[The data]
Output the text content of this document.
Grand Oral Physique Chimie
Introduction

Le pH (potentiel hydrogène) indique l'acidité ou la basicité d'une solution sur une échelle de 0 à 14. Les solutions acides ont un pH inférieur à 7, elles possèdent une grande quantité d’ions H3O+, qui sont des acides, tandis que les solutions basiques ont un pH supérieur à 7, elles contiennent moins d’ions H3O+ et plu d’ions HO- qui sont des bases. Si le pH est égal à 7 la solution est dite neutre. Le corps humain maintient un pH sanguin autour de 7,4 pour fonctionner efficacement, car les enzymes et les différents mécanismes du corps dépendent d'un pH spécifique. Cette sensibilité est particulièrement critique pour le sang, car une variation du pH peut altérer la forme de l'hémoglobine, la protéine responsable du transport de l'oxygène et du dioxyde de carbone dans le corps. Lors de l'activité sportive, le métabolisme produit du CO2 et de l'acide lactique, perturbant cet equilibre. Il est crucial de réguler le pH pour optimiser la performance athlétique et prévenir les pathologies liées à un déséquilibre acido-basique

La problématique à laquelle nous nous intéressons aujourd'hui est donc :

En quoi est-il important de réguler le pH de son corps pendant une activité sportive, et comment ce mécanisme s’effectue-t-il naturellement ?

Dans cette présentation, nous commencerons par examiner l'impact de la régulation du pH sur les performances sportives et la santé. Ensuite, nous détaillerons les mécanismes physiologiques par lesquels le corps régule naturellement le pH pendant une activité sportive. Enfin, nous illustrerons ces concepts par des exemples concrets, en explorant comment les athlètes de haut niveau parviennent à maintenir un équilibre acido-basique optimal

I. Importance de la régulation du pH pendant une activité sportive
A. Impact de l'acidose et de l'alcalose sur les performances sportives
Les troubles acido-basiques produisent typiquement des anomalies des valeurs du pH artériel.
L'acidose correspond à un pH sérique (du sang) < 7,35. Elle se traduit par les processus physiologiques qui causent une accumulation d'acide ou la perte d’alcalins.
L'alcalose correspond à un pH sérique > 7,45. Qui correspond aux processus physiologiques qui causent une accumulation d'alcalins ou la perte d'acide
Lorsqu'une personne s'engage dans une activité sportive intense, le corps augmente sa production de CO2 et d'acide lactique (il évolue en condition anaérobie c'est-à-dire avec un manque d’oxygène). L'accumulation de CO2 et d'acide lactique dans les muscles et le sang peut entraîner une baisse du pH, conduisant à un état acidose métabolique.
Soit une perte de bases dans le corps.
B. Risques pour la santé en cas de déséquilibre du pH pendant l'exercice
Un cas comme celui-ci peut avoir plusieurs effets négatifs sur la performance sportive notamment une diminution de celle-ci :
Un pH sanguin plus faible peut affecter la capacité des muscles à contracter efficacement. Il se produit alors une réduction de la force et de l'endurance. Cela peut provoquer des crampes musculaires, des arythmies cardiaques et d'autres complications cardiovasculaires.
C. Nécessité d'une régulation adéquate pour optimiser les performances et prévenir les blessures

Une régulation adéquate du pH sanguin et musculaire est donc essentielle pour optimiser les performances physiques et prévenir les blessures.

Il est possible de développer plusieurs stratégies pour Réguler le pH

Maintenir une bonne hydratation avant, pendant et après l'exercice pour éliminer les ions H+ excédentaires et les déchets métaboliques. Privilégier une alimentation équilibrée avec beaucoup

[Exercise aim] List every line in the records above that contains the word "correspond".

[Exercise solution]
L'acidose correspond à un pH sérique (du sang) < 7,35. Elle se traduit par les processus physiologiques qui causent une accumulation d'acide ou la perte d’alcalins.
L'alcalose correspond à un pH sérique > 7,45. Qui correspond aux processus physiologiques qui causent une accumulation d'alcalins ou la perte d'acide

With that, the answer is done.